>>>
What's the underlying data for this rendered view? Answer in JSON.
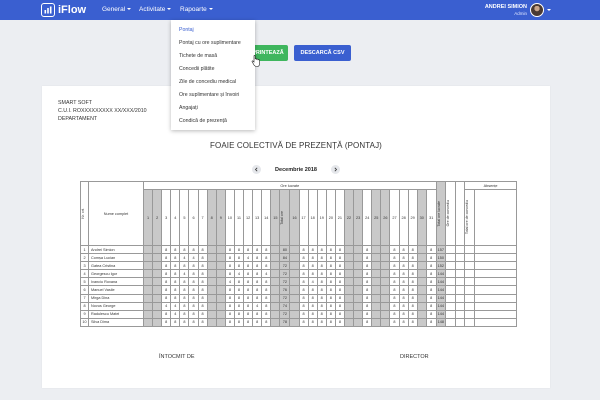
{
  "app": {
    "logo_text": "iFlow",
    "accent": "#3a5fd0",
    "logo_icon": "chart-bars-icon"
  },
  "nav": {
    "items": [
      {
        "label": "General"
      },
      {
        "label": "Activitate"
      },
      {
        "label": "Rapoarte"
      }
    ]
  },
  "user": {
    "name": "ANDREI SIMION",
    "role": "Admin",
    "avatar_icon": "avatar"
  },
  "dropdown": {
    "items": [
      {
        "label": "Pontaj",
        "active": true
      },
      {
        "label": "Pontaj cu ore suplimentare"
      },
      {
        "label": "Tichete de masă"
      },
      {
        "label": "Concedii plătite"
      },
      {
        "label": "Zile de concediu medical"
      },
      {
        "label": "Ore suplimentare și învoiri"
      },
      {
        "label": "Angajați"
      },
      {
        "label": "Condică de prezență"
      }
    ]
  },
  "buttons": {
    "print_label": "PRINTEAZĂ",
    "csv_label": "DESCARCĂ CSV",
    "print_color": "#3fb65e",
    "csv_color": "#3a5fd0"
  },
  "company": {
    "name": "SMART SOFT",
    "cui": "C.U.I. ROXXXXXXXXX XX/XXX/2010",
    "department": "DEPARTAMENT"
  },
  "report": {
    "title": "FOAIE COLECTIVĂ DE PREZENȚĂ (PONTAJ)",
    "month": "Decembrie 2018",
    "prev_icon": "chevron-left-icon",
    "next_icon": "chevron-right-icon"
  },
  "table": {
    "header_nr": "Nr. crt.",
    "header_name": "Nume complet",
    "header_hours_group": "Ore lucrate",
    "header_total_label": "Total ore",
    "header_worked_total": "Total ore lucrate",
    "header_holiday": "Ore de concediu",
    "header_absences": "Absențe",
    "header_leave": "Total ore de concediu",
    "days": [
      "1",
      "2",
      "3",
      "4",
      "5",
      "6",
      "7",
      "8",
      "9",
      "10",
      "11",
      "12",
      "13",
      "14",
      "15",
      "16",
      "17",
      "18",
      "19",
      "20",
      "21",
      "22",
      "23",
      "24",
      "25",
      "26",
      "27",
      "28",
      "29",
      "30",
      "31"
    ],
    "rows": [
      {
        "nr": "1",
        "name": "Andrei Simion",
        "h": [
          "",
          "",
          "8",
          "8",
          "8",
          "8",
          "8",
          "",
          "",
          "8",
          "8",
          "8",
          "8",
          "8",
          "",
          "",
          "8",
          "8",
          "8",
          "8",
          "8",
          "",
          "",
          "8",
          "",
          "",
          "8",
          "8",
          "8",
          "",
          "8"
        ],
        "half": "80",
        "total": "157"
      },
      {
        "nr": "2",
        "name": "Comșa Lucian",
        "h": [
          "",
          "",
          "8",
          "8",
          "4",
          "4",
          "8",
          "",
          "",
          "8",
          "8",
          "4",
          "8",
          "8",
          "",
          "",
          "8",
          "8",
          "8",
          "8",
          "8",
          "",
          "",
          "8",
          "",
          "",
          "8",
          "8",
          "8",
          "",
          "8"
        ],
        "half": "84",
        "total": "150"
      },
      {
        "nr": "3",
        "name": "Gatea Cristina",
        "h": [
          "",
          "",
          "8",
          "8",
          "8",
          "8",
          "8",
          "",
          "",
          "8",
          "8",
          "8",
          "8",
          "8",
          "",
          "",
          "8",
          "8",
          "8",
          "8",
          "8",
          "",
          "",
          "8",
          "",
          "",
          "8",
          "8",
          "8",
          "",
          "8"
        ],
        "half": "72",
        "total": "152"
      },
      {
        "nr": "4",
        "name": "Georgescu Igor",
        "h": [
          "",
          "",
          "8",
          "8",
          "4",
          "8",
          "8",
          "",
          "",
          "8",
          "4",
          "8",
          "8",
          "4",
          "",
          "",
          "8",
          "8",
          "8",
          "8",
          "8",
          "",
          "",
          "8",
          "",
          "",
          "8",
          "8",
          "8",
          "",
          "8"
        ],
        "half": "72",
        "total": "144"
      },
      {
        "nr": "5",
        "name": "Ivanciu Roxana",
        "h": [
          "",
          "",
          "8",
          "8",
          "8",
          "8",
          "8",
          "",
          "",
          "4",
          "8",
          "8",
          "8",
          "8",
          "",
          "",
          "8",
          "4",
          "8",
          "8",
          "8",
          "",
          "",
          "8",
          "",
          "",
          "8",
          "8",
          "8",
          "",
          "8"
        ],
        "half": "72",
        "total": "144"
      },
      {
        "nr": "6",
        "name": "Manuel Vasile",
        "h": [
          "",
          "",
          "8",
          "8",
          "8",
          "8",
          "8",
          "",
          "",
          "8",
          "8",
          "8",
          "8",
          "8",
          "",
          "",
          "8",
          "8",
          "8",
          "8",
          "8",
          "",
          "",
          "8",
          "",
          "",
          "8",
          "8",
          "8",
          "",
          "8"
        ],
        "half": "76",
        "total": "144"
      },
      {
        "nr": "7",
        "name": "Mirga Dina",
        "h": [
          "",
          "",
          "8",
          "8",
          "8",
          "8",
          "8",
          "",
          "",
          "8",
          "8",
          "8",
          "8",
          "8",
          "",
          "",
          "8",
          "8",
          "8",
          "8",
          "8",
          "",
          "",
          "8",
          "",
          "",
          "8",
          "8",
          "8",
          "",
          "8"
        ],
        "half": "72",
        "total": "144"
      },
      {
        "nr": "8",
        "name": "Novus George",
        "h": [
          "",
          "",
          "4",
          "4",
          "8",
          "8",
          "8",
          "",
          "",
          "8",
          "8",
          "8",
          "4",
          "8",
          "",
          "",
          "8",
          "8",
          "8",
          "8",
          "8",
          "",
          "",
          "8",
          "",
          "",
          "8",
          "8",
          "8",
          "",
          "8"
        ],
        "half": "74",
        "total": "144"
      },
      {
        "nr": "9",
        "name": "Radulescu Matei",
        "h": [
          "",
          "",
          "8",
          "4",
          "8",
          "8",
          "8",
          "",
          "",
          "8",
          "8",
          "8",
          "8",
          "8",
          "",
          "",
          "8",
          "8",
          "8",
          "8",
          "8",
          "",
          "",
          "8",
          "",
          "",
          "8",
          "8",
          "8",
          "",
          "8"
        ],
        "half": "72",
        "total": "144"
      },
      {
        "nr": "10",
        "name": "Silva Dima",
        "h": [
          "",
          "",
          "8",
          "8",
          "8",
          "8",
          "8",
          "",
          "",
          "8",
          "8",
          "8",
          "8",
          "8",
          "",
          "",
          "8",
          "8",
          "8",
          "8",
          "8",
          "",
          "",
          "8",
          "",
          "",
          "8",
          "8",
          "8",
          "",
          "8"
        ],
        "half": "78",
        "total": "148"
      }
    ]
  },
  "signatures": {
    "left": "ÎNTOCMIT DE",
    "right": "DIRECTOR"
  }
}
<<<
__Task requirements__.
Extract every line of the records above that contains the word "right".

__Reply to the exercise__.
    "next_icon": "chevron-right-icon"
    "right": "DIRECTOR"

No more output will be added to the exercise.